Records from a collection
************

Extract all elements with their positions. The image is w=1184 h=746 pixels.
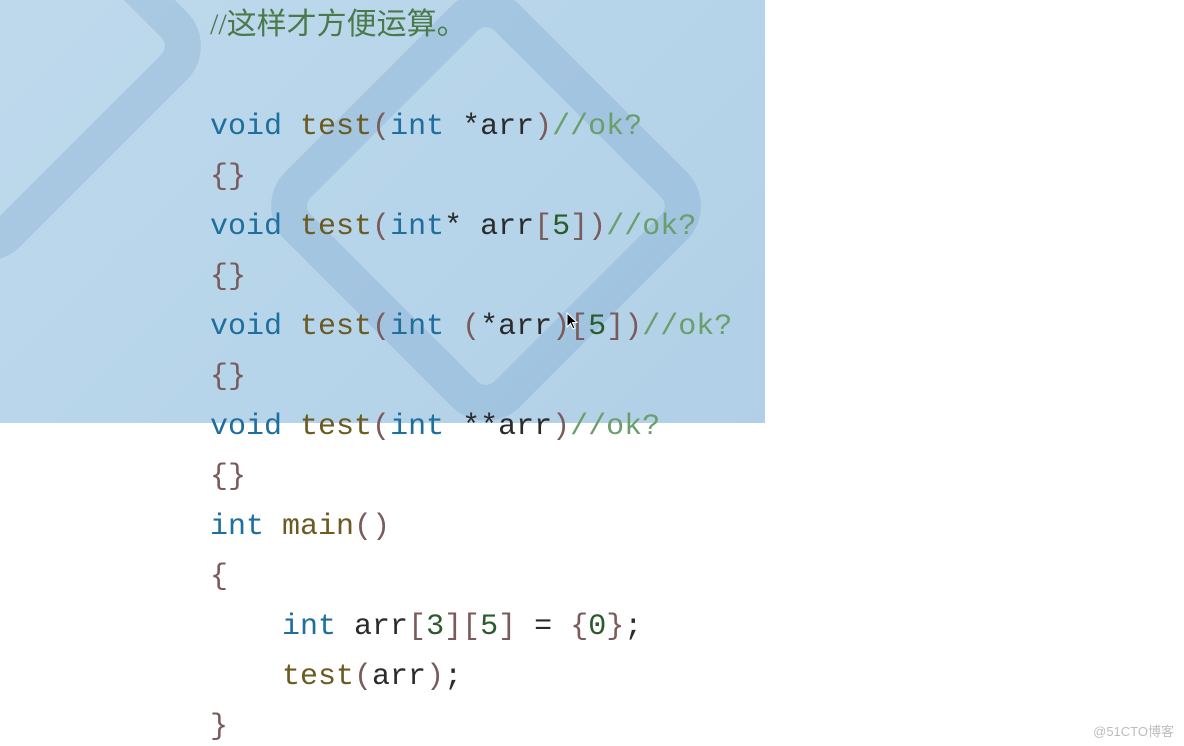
pointer-star: * bbox=[462, 110, 480, 144]
code-editor-viewport: //这样才方便运算。 void test(int *arr)//ok? {} v… bbox=[0, 0, 1184, 746]
identifier-arr: arr bbox=[480, 110, 534, 144]
keyword-int: int bbox=[390, 110, 444, 144]
bracket-close: ] bbox=[606, 310, 624, 344]
function-name: test bbox=[300, 110, 372, 144]
function-name: test bbox=[300, 410, 372, 444]
number-literal: 0 bbox=[588, 610, 606, 644]
number-literal: 3 bbox=[426, 610, 444, 644]
function-name: test bbox=[300, 210, 372, 244]
bracket-close: ] bbox=[570, 210, 588, 244]
number-literal: 5 bbox=[480, 610, 498, 644]
function-name: test bbox=[300, 310, 372, 344]
code-comment: //ok? bbox=[570, 410, 660, 444]
keyword-void: void bbox=[210, 410, 282, 444]
number-literal: 5 bbox=[552, 210, 570, 244]
paren-close: ) bbox=[534, 110, 552, 144]
keyword-int: int bbox=[390, 310, 444, 344]
semicolon: ; bbox=[624, 610, 642, 644]
pointer-star: * bbox=[480, 310, 498, 344]
paren-open: ( bbox=[354, 660, 372, 694]
paren-close: ) bbox=[624, 310, 642, 344]
function-call: test bbox=[282, 660, 354, 694]
identifier-arr: arr bbox=[498, 310, 552, 344]
keyword-int: int bbox=[390, 410, 444, 444]
pointer-double-star: ** bbox=[462, 410, 498, 444]
brace-open: { bbox=[210, 560, 228, 594]
bracket-close: ] bbox=[444, 610, 462, 644]
bracket-open: [ bbox=[408, 610, 426, 644]
brace-close: } bbox=[606, 610, 624, 644]
code-block: //这样才方便运算。 void test(int *arr)//ok? {} v… bbox=[0, 0, 1184, 746]
code-comment: //ok? bbox=[642, 310, 732, 344]
paren-open: ( bbox=[372, 310, 390, 344]
mouse-cursor-icon bbox=[566, 312, 580, 330]
keyword-void: void bbox=[210, 210, 282, 244]
braces-empty: {} bbox=[210, 260, 246, 294]
identifier-arr: arr bbox=[372, 660, 426, 694]
paren-open: ( bbox=[372, 410, 390, 444]
function-main: main bbox=[282, 510, 354, 544]
code-comment: //ok? bbox=[552, 110, 642, 144]
paren-open: ( bbox=[372, 210, 390, 244]
semicolon: ; bbox=[444, 660, 462, 694]
paren-open: ( bbox=[354, 510, 372, 544]
bracket-open: [ bbox=[534, 210, 552, 244]
paren-close: ) bbox=[588, 210, 606, 244]
identifier-arr: arr bbox=[354, 610, 408, 644]
paren-close: ) bbox=[426, 660, 444, 694]
paren-close: ) bbox=[372, 510, 390, 544]
bracket-open: [ bbox=[462, 610, 480, 644]
keyword-int: int bbox=[282, 610, 336, 644]
operator-assign: = bbox=[534, 610, 552, 644]
paren-close: ) bbox=[552, 410, 570, 444]
keyword-void: void bbox=[210, 110, 282, 144]
paren-open: ( bbox=[372, 110, 390, 144]
keyword-int: int bbox=[390, 210, 444, 244]
number-literal: 5 bbox=[588, 310, 606, 344]
braces-empty: {} bbox=[210, 160, 246, 194]
identifier-arr: arr bbox=[480, 210, 534, 244]
keyword-void: void bbox=[210, 310, 282, 344]
site-watermark: @51CTO博客 bbox=[1093, 721, 1174, 740]
braces-empty: {} bbox=[210, 460, 246, 494]
paren-open: ( bbox=[462, 310, 480, 344]
code-comment: //ok? bbox=[606, 210, 696, 244]
identifier-arr: arr bbox=[498, 410, 552, 444]
pointer-star: * bbox=[444, 210, 462, 244]
keyword-int: int bbox=[210, 510, 264, 544]
code-comment: //这样才方便运算。 bbox=[210, 8, 467, 41]
brace-close: } bbox=[210, 710, 228, 744]
brace-open: { bbox=[570, 610, 588, 644]
braces-empty: {} bbox=[210, 360, 246, 394]
bracket-close: ] bbox=[498, 610, 516, 644]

************

- **SHORT TASK**: Gather every line of the material that contains the string "bracket". Case counts, so match capital and small letters as given.

- **SOLUTION FOR THIS EXERCISE**:
bracket-close: ] bbox=[606, 310, 624, 344]
bracket-close: ] bbox=[570, 210, 588, 244]
bracket-close: ] bbox=[444, 610, 462, 644]
bracket-open: [ bbox=[408, 610, 426, 644]
bracket-open: [ bbox=[534, 210, 552, 244]
bracket-open: [ bbox=[462, 610, 480, 644]
bracket-close: ] bbox=[498, 610, 516, 644]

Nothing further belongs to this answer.